RECORDS —
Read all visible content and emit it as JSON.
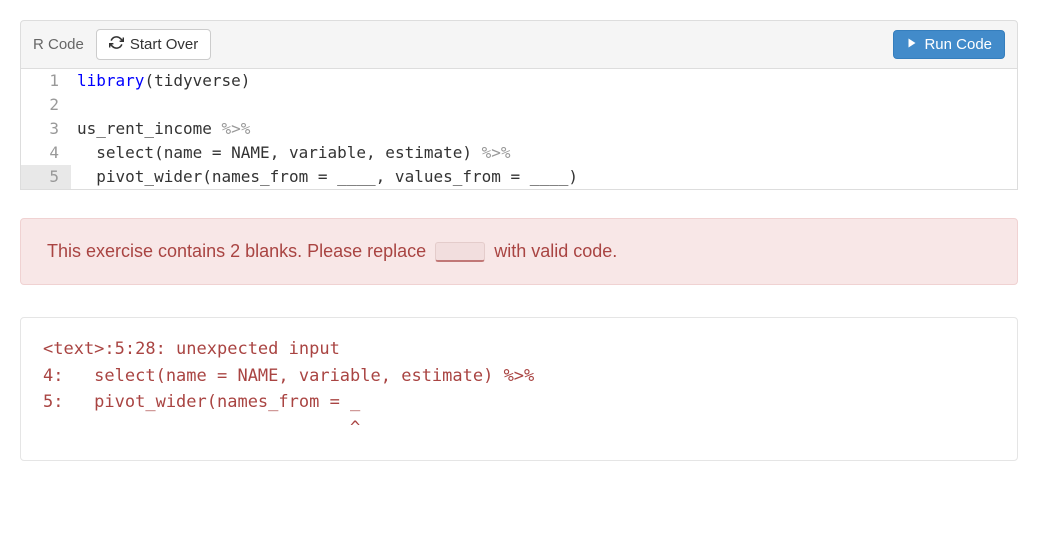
{
  "toolbar": {
    "label": "R Code",
    "start_over": "Start Over",
    "run_code": "Run Code"
  },
  "code": {
    "lines": [
      {
        "num": "1",
        "html": "<span class='kw'>library</span><span class='punct'>(</span><span class='ident'>tidyverse</span><span class='punct'>)</span>"
      },
      {
        "num": "2",
        "html": ""
      },
      {
        "num": "3",
        "html": "<span class='ident'>us_rent_income </span><span class='pipe'>%&gt;%</span>"
      },
      {
        "num": "4",
        "html": "  <span class='ident'>select</span><span class='punct'>(</span><span class='ident'>name </span><span class='punct'>=</span><span class='ident'> NAME</span><span class='punct'>,</span><span class='ident'> variable</span><span class='punct'>,</span><span class='ident'> estimate</span><span class='punct'>)</span> <span class='pipe'>%&gt;%</span>"
      },
      {
        "num": "5",
        "html": "  <span class='ident'>pivot_wider</span><span class='punct'>(</span><span class='ident'>names_from </span><span class='punct'>=</span><span class='ident'> ____</span><span class='punct'>,</span><span class='ident'> values_from </span><span class='punct'>=</span><span class='ident'> ____</span><span class='punct'>)</span>",
        "active": true
      }
    ]
  },
  "alert": {
    "before": "This exercise contains 2 blanks. Please replace",
    "after": "with valid code."
  },
  "output": {
    "text": "<text>:5:28: unexpected input\n4:   select(name = NAME, variable, estimate) %>%\n5:   pivot_wider(names_from = _\n                              ^"
  }
}
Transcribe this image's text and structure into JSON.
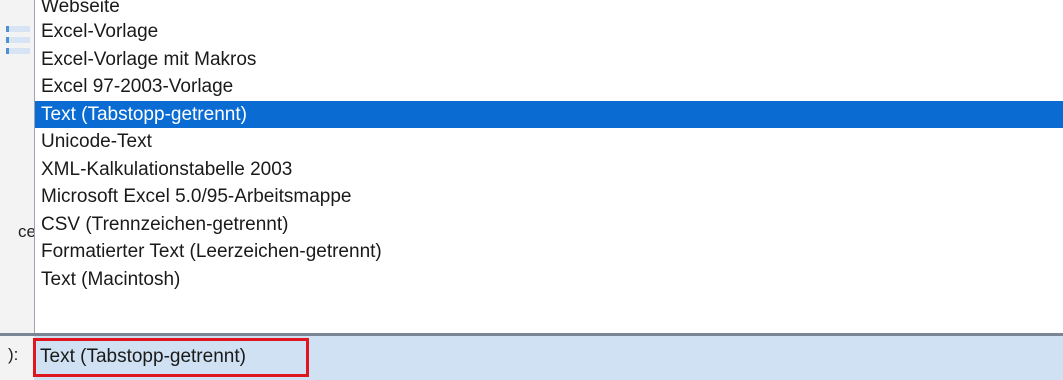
{
  "background": {
    "partial_label": "cel",
    "partial_colon": "):"
  },
  "dropdown": {
    "options": [
      "Webseite",
      "Excel-Vorlage",
      "Excel-Vorlage mit Makros",
      "Excel 97-2003-Vorlage",
      "Text (Tabstopp-getrennt)",
      "Unicode-Text",
      "XML-Kalkulationstabelle 2003",
      "Microsoft Excel 5.0/95-Arbeitsmappe",
      "CSV (Trennzeichen-getrennt)",
      "Formatierter Text (Leerzeichen-getrennt)",
      "Text (Macintosh)"
    ],
    "selected_index": 4
  },
  "file_type_field": {
    "value": "Text (Tabstopp-getrennt)"
  },
  "colors": {
    "selection": "#0a6cd2",
    "field_background": "#cfe1f3",
    "highlight_border": "#e0161e"
  }
}
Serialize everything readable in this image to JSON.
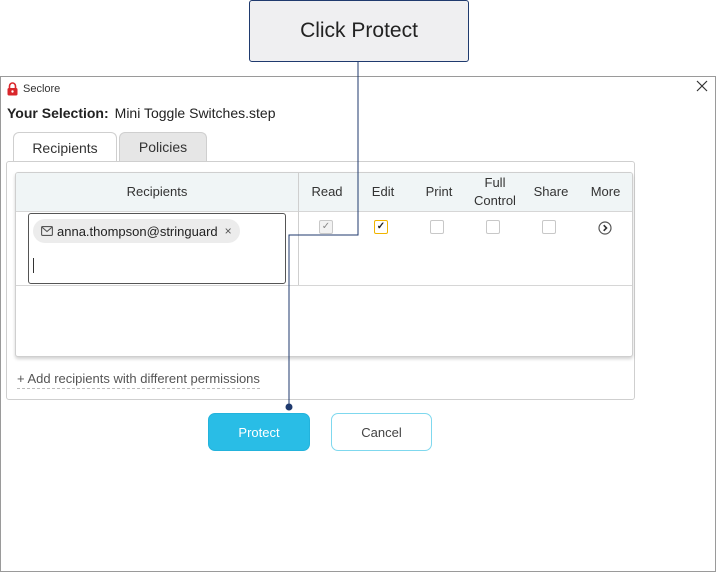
{
  "callout": {
    "text": "Click Protect"
  },
  "window": {
    "app_title": "Seclore",
    "selection_label": "Your Selection:",
    "selection_file": "Mini Toggle Switches.step",
    "tabs": [
      "Recipients",
      "Policies"
    ],
    "active_tab": "Recipients"
  },
  "grid": {
    "headers": {
      "recipients": "Recipients",
      "read": "Read",
      "edit": "Edit",
      "print": "Print",
      "full_control_line1": "Full",
      "full_control_line2": "Control",
      "share": "Share",
      "more": "More"
    },
    "row": {
      "recipient_email": "anna.thompson@stringuard",
      "remove_glyph": "×",
      "input_value": "",
      "permissions": {
        "read": true,
        "edit": true,
        "print": false,
        "full_control": false,
        "share": false
      },
      "read_disabled": true
    }
  },
  "add_link": "+ Add recipients with different permissions",
  "buttons": {
    "protect": "Protect",
    "cancel": "Cancel"
  },
  "icons": {
    "app": "lock-icon",
    "close": "close-icon",
    "chip": "mail-icon",
    "more": "chevron-right-circle-icon"
  },
  "colors": {
    "accent": "#29bde6",
    "callout_border": "#1f3a6e",
    "edit_checkbox": "#f0b400",
    "header_bg": "#f0f5f6"
  }
}
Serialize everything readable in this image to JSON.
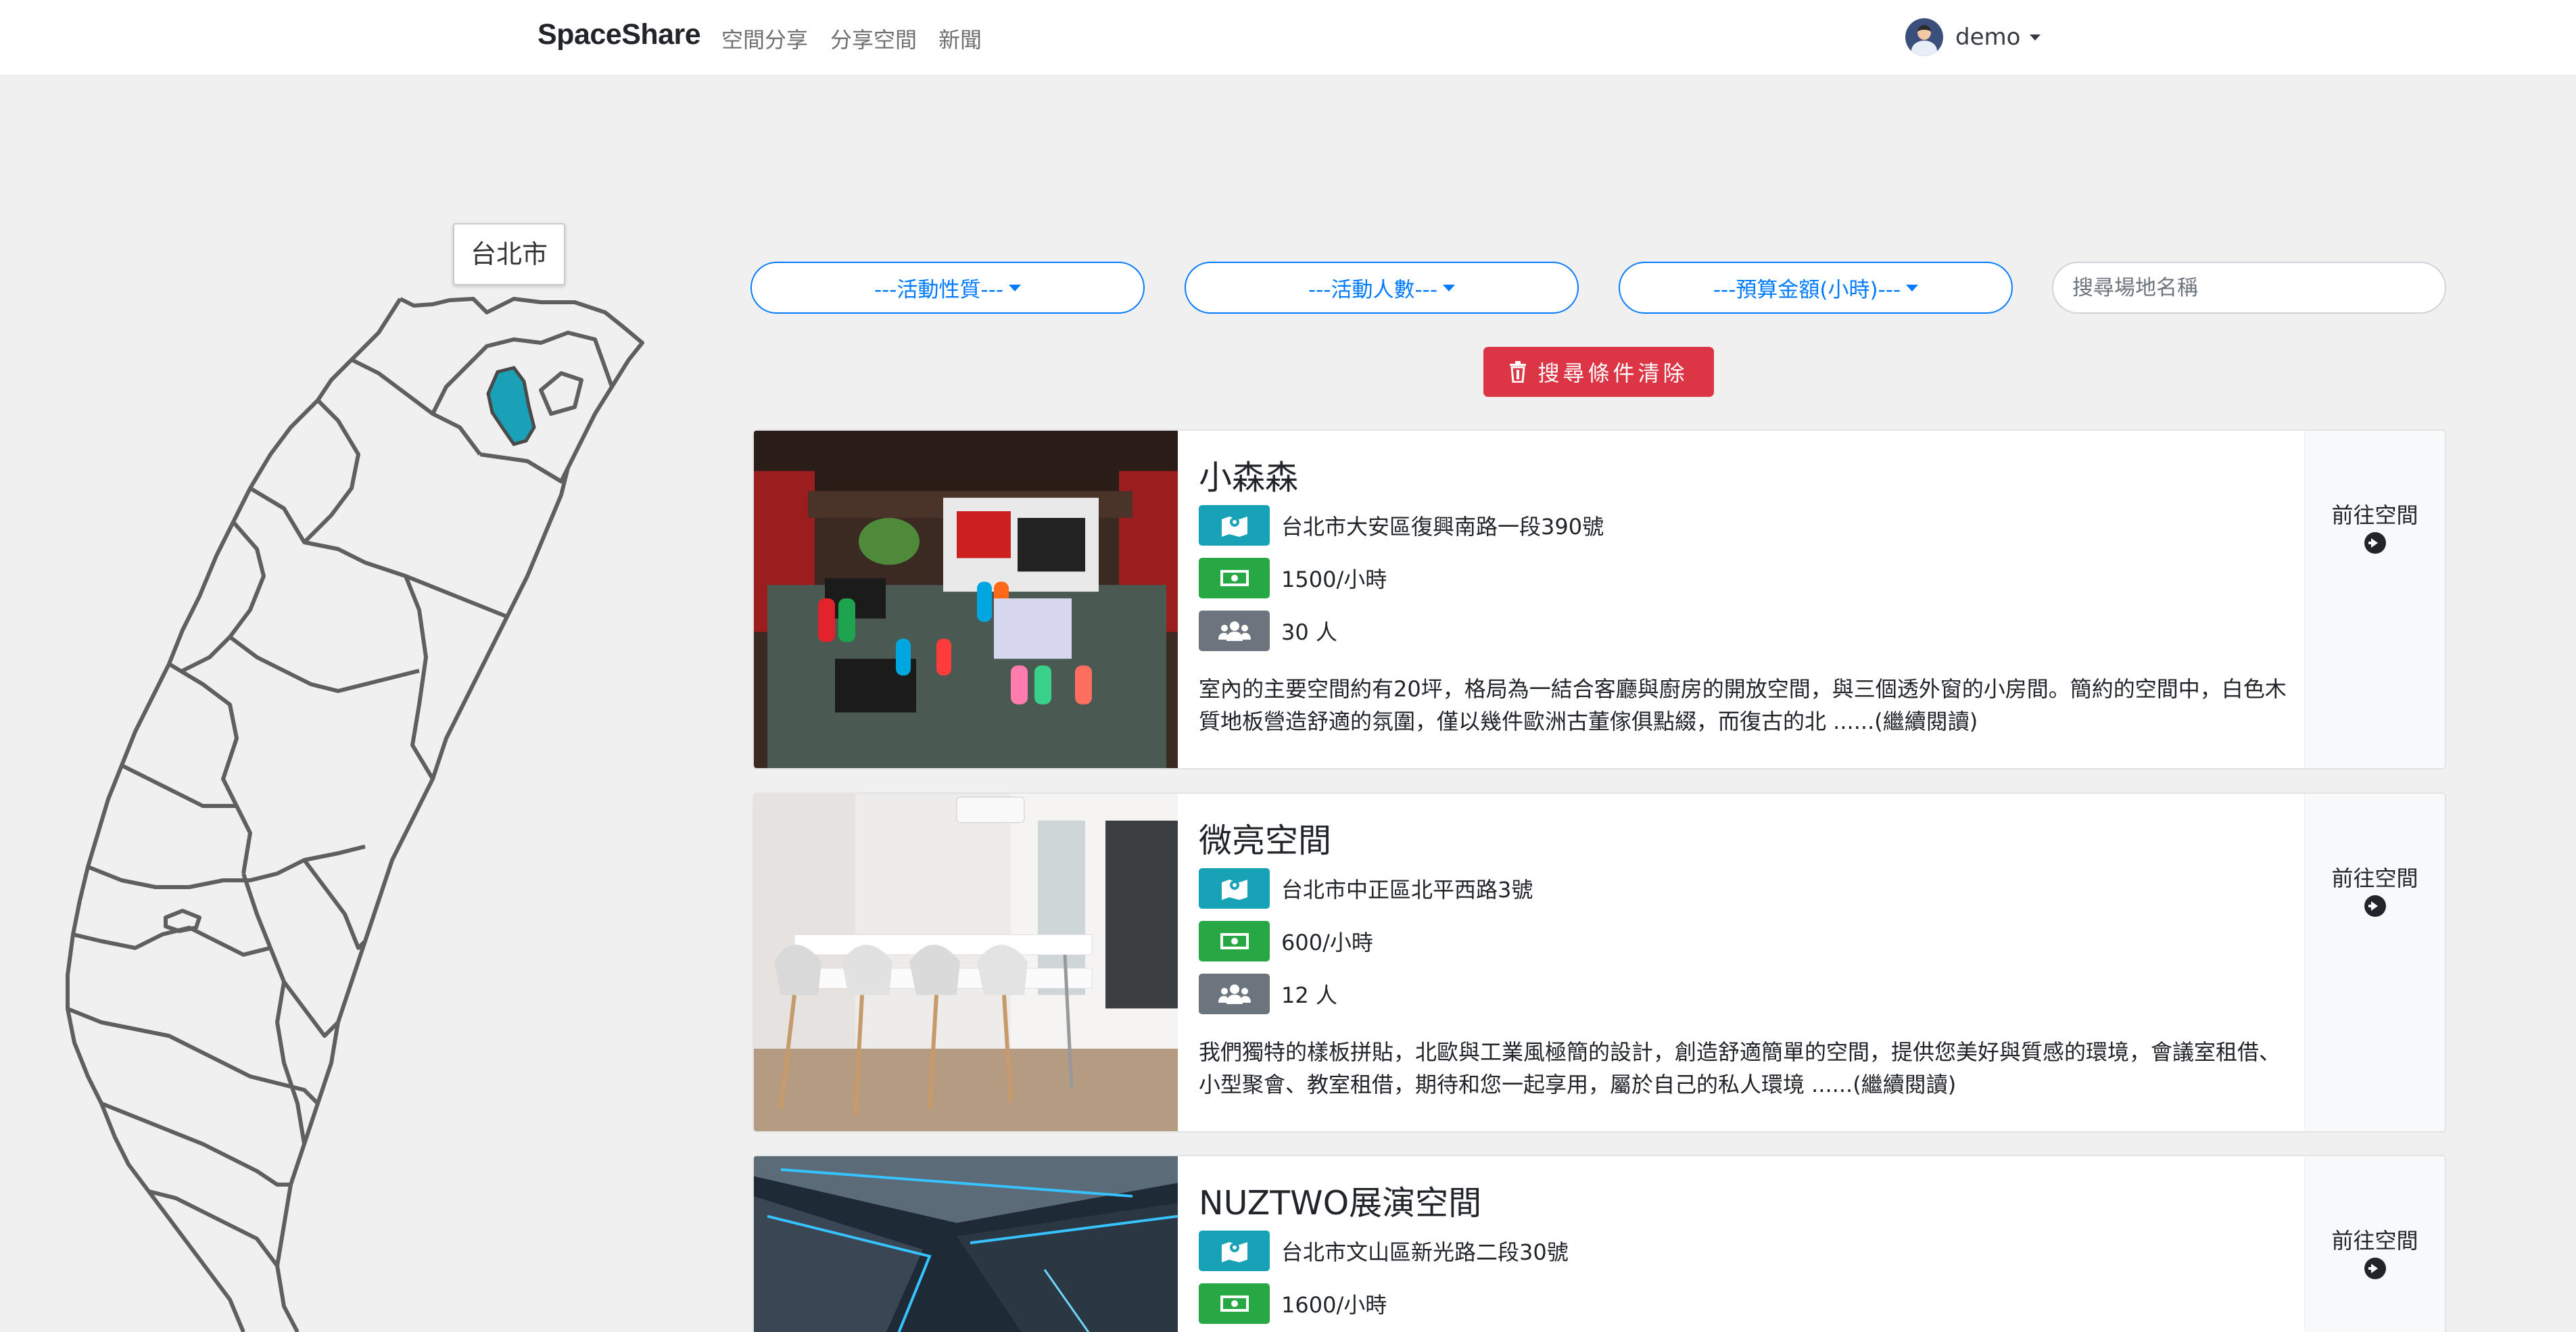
{
  "navbar": {
    "brand": "SpaceShare",
    "links": [
      "空間分享",
      "分享空間",
      "新聞"
    ],
    "user": "demo"
  },
  "map": {
    "tooltip": "台北市",
    "highlight_color": "#1aa0b7"
  },
  "filters": {
    "activity_type": "---活動性質---",
    "headcount": "---活動人數---",
    "budget": "---預算金額(小時)---",
    "search_placeholder": "搜尋場地名稱",
    "clear_label": "搜尋條件清除"
  },
  "spaces": [
    {
      "name": "小森森",
      "address": "台北市大安區復興南路一段390號",
      "price": "1500/小時",
      "capacity": "30 人",
      "desc_line1": "室內的主要空間約有20坪，格局為一結合客廳與廚房的開放空間，與三個透外窗的小房間。簡約的空間中，白色木",
      "desc_line2": "質地板營造舒適的氛圍，僅以幾件歐洲古董傢俱點綴，而復古的北 ......(繼續閱讀)",
      "goto": "前往空間"
    },
    {
      "name": "微亮空間",
      "address": "台北市中正區北平西路3號",
      "price": "600/小時",
      "capacity": "12 人",
      "desc_line1": "我們獨特的樣板拼貼，北歐與工業風極簡的設計，創造舒適簡單的空間，提供您美好與質感的環境，會議室租借、",
      "desc_line2": "小型聚會、教室租借，期待和您一起享用，屬於自己的私人環境 ......(繼續閱讀)",
      "goto": "前往空間"
    },
    {
      "name": "NUZTWO展演空間",
      "address": "台北市文山區新光路二段30號",
      "price": "1600/小時",
      "capacity": "",
      "desc_line1": "",
      "desc_line2": "",
      "goto": "前往空間"
    }
  ],
  "colors": {
    "primary": "#007bff",
    "danger": "#dc3545",
    "info": "#17a2b8",
    "success": "#28a745",
    "secondary": "#6c757d"
  },
  "icons": [
    "map-marked-icon",
    "money-bill-icon",
    "users-icon",
    "arrow-circle-right-icon",
    "trash-icon",
    "user-avatar"
  ]
}
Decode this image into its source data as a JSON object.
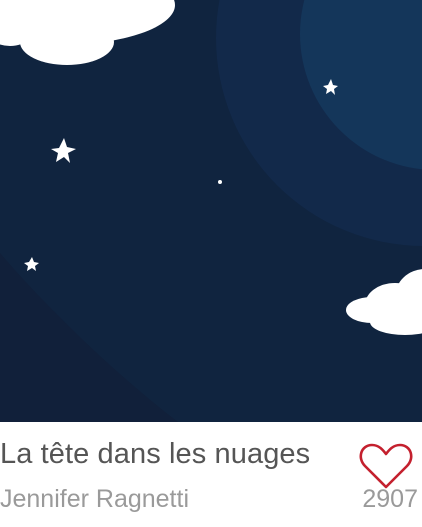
{
  "card": {
    "title": "La tête dans les nuages",
    "author": "Jennifer Ragnetti",
    "likes": "2907",
    "like_icon": "heart-outline-icon"
  },
  "colors": {
    "sky": "#10243f",
    "moon_halo": "#12294a",
    "moon": "#14365a",
    "hill": "#11203a",
    "heart": "#c4202e"
  }
}
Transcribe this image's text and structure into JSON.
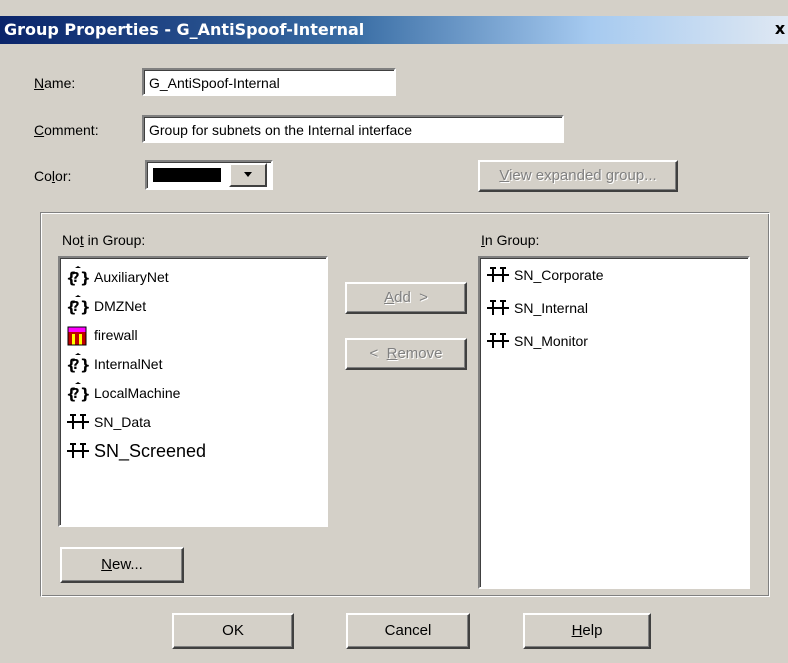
{
  "dialog": {
    "title": "Group Properties - G_AntiSpoof-Internal",
    "close_glyph": "x"
  },
  "name_field": {
    "label_first": "N",
    "label_rest": "ame:",
    "value": "G_AntiSpoof-Internal"
  },
  "comment_field": {
    "label_first": "C",
    "label_rest": "omment:",
    "value": "Group for subnets on the Internal interface"
  },
  "color_field": {
    "label_pre": "Co",
    "label_u": "l",
    "label_post": "or:",
    "value_color": "#000000"
  },
  "view_expanded_button": {
    "label_first": "V",
    "label_rest": "iew expanded group..."
  },
  "not_in_group": {
    "label_pre": "No",
    "label_u": "t",
    "label_post": " in Group:",
    "items": [
      {
        "label": "AuxiliaryNet",
        "icon": "network-object-icon"
      },
      {
        "label": "DMZNet",
        "icon": "network-object-icon"
      },
      {
        "label": "firewall",
        "icon": "firewall-icon"
      },
      {
        "label": "InternalNet",
        "icon": "network-object-icon"
      },
      {
        "label": "LocalMachine",
        "icon": "network-object-icon"
      },
      {
        "label": "SN_Data",
        "icon": "subnet-icon"
      },
      {
        "label": "SN_Screened",
        "icon": "subnet-icon"
      }
    ]
  },
  "in_group": {
    "label_first": "I",
    "label_rest": "n Group:",
    "items": [
      {
        "label": "SN_Corporate",
        "icon": "subnet-icon"
      },
      {
        "label": "SN_Internal",
        "icon": "subnet-icon"
      },
      {
        "label": "SN_Monitor",
        "icon": "subnet-icon"
      }
    ]
  },
  "add_button": {
    "label_first": "A",
    "label_rest": "dd  >"
  },
  "remove_button": {
    "label_pre": "<  ",
    "label_first": "R",
    "label_rest": "emove"
  },
  "new_button": {
    "label_first": "N",
    "label_rest": "ew..."
  },
  "ok_button": {
    "label": "OK"
  },
  "cancel_button": {
    "label": "Cancel"
  },
  "help_button": {
    "label_first": "H",
    "label_rest": "elp"
  },
  "colors": {
    "title_start": "#0a246a",
    "face": "#d4d0c8",
    "disabled_text": "#808080"
  }
}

WRITTEN EXERCISE — Which lines hold the word "false"? Copy all of them.

COMPLETE RESPONSE —
        "print": false,
        "full_control": false,
        "share": false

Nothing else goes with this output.